* begin RECORDS *

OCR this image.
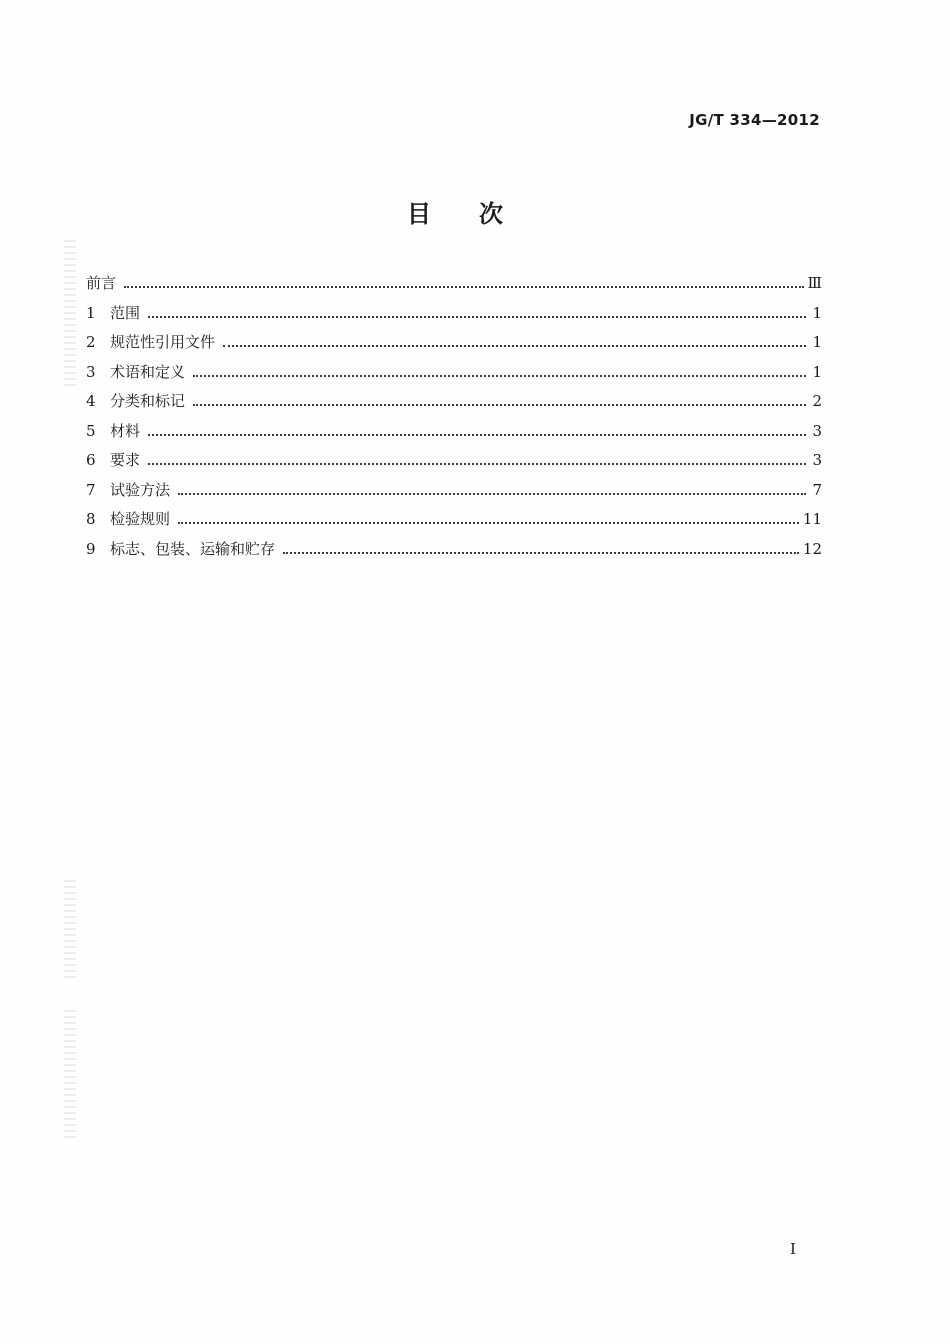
JG/T 334—2012
目次
前言	Ⅲ
1 范围	1
2 规范性引用文件	1
3 术语和定义	1
4 分类和标记	2
5 材料	3
6 要求	3
7 试验方法	7
8 检验规则	11
9 标志、包装、运输和贮存	12
Ⅰ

* end RECORDS *

## OBJECTIVE
Are you able to set down all the lines above exactly, without any pictures?

## ANSWER TO THE PROBLEM
OCR this image.
JG/T 334—2012
目次
前言	Ⅲ
1 范围	1
2 规范性引用文件	1
3 术语和定义	1
4 分类和标记	2
5 材料	3
6 要求	3
7 试验方法	7
8 检验规则	11
9 标志、包装、运输和贮存	12
Ⅰ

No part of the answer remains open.